_WHAT THIS TASK INVOLVES_. Of all the lines in the material, how many contain the word "Phone"? State the number alone.

● ● ●

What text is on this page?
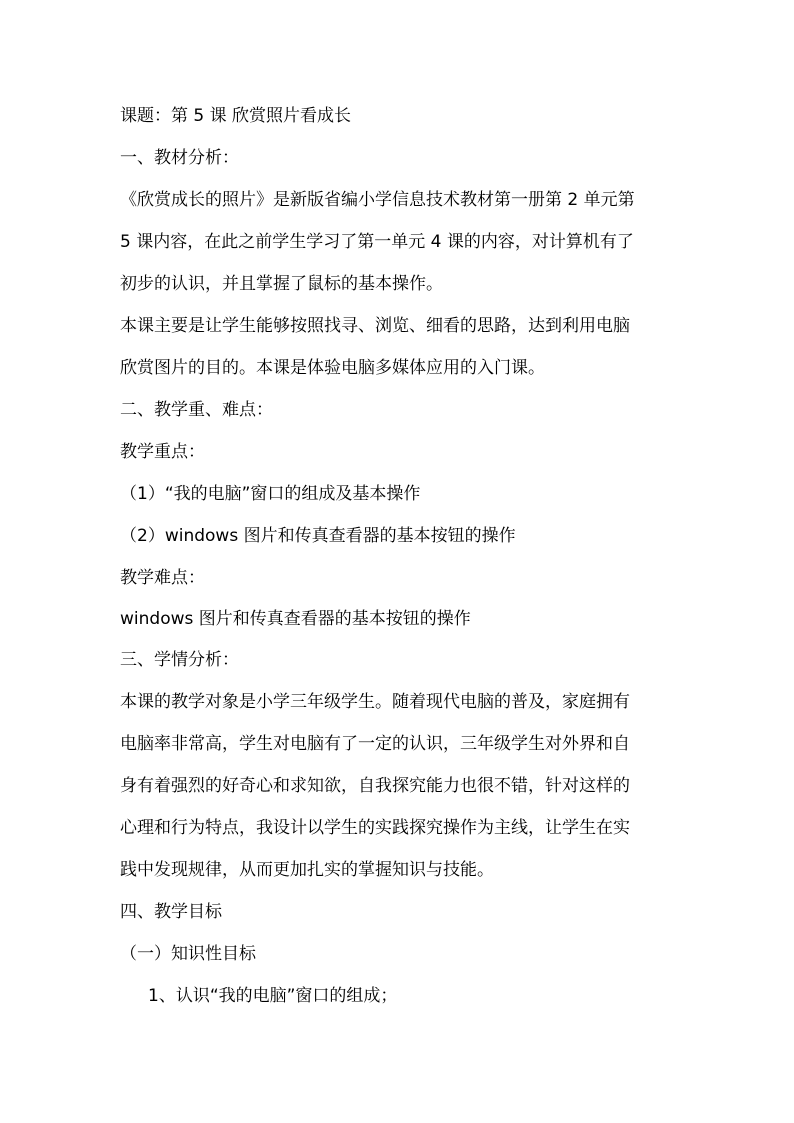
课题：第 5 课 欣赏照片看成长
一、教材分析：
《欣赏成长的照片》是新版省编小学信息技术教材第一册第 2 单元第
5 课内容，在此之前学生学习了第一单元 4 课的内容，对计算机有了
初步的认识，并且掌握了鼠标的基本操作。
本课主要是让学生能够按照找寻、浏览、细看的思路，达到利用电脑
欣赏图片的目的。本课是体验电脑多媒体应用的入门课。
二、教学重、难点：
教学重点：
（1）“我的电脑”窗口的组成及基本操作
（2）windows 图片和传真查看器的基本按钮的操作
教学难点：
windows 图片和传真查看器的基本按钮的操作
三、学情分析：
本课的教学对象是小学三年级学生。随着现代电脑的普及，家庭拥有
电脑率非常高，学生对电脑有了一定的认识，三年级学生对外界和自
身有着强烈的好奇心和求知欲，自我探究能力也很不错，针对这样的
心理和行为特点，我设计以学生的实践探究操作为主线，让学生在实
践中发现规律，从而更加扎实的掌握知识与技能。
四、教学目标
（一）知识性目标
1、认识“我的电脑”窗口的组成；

● ● ●

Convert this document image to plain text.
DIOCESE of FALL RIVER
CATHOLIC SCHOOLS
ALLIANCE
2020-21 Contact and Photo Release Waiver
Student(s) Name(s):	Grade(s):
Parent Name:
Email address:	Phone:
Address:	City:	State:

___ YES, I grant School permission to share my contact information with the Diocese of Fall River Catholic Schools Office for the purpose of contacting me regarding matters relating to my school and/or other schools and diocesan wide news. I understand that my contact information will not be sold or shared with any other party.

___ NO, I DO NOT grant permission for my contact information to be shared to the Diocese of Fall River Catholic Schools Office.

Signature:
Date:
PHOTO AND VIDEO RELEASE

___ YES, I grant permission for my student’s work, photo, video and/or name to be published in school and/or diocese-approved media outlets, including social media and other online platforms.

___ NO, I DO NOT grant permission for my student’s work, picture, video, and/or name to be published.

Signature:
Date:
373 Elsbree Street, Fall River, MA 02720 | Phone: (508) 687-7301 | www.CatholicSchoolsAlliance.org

● ● ●

_SOLVED PROBLEM_. 2